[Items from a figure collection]
• • •
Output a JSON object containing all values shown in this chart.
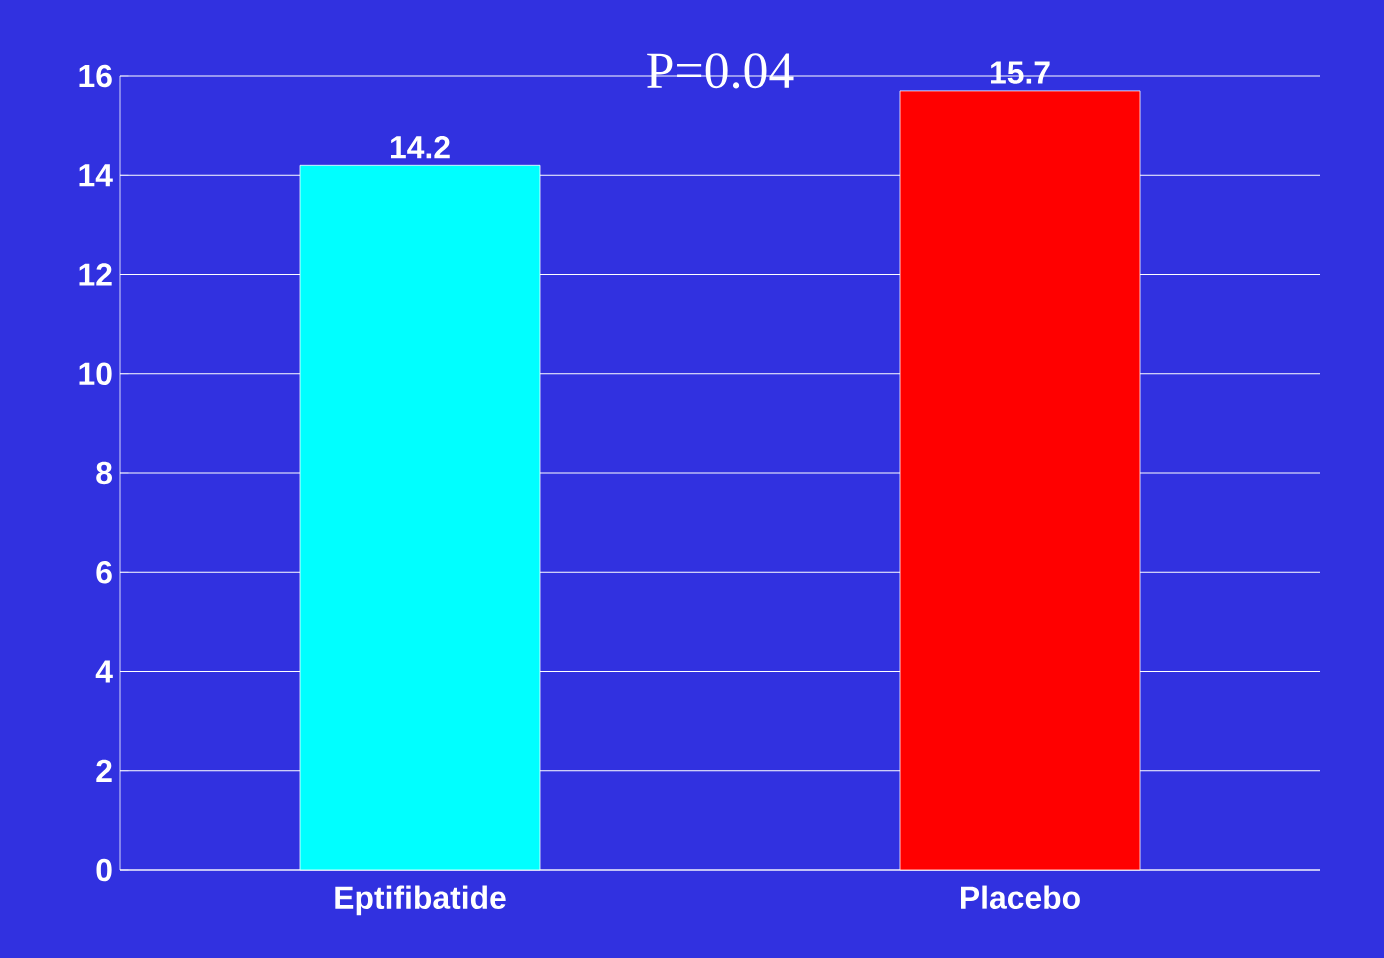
{
  "chart_data": {
    "type": "bar",
    "categories": [
      "Eptifibatide",
      "Placebo"
    ],
    "values": [
      14.2,
      15.7
    ],
    "colors": [
      "#00ffff",
      "#ff0000"
    ],
    "ylim": [
      0,
      16
    ],
    "yticks": [
      0,
      2,
      4,
      6,
      8,
      10,
      12,
      14,
      16
    ],
    "grid": "y",
    "data_labels": true,
    "annotations": [
      "P=0.04"
    ]
  }
}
• • •
• **Exercise brief**:
Pull out each line of the entries that contains "values".

• **Written solution**:
Output a JSON object containing all values shown in this chart.
    "values": [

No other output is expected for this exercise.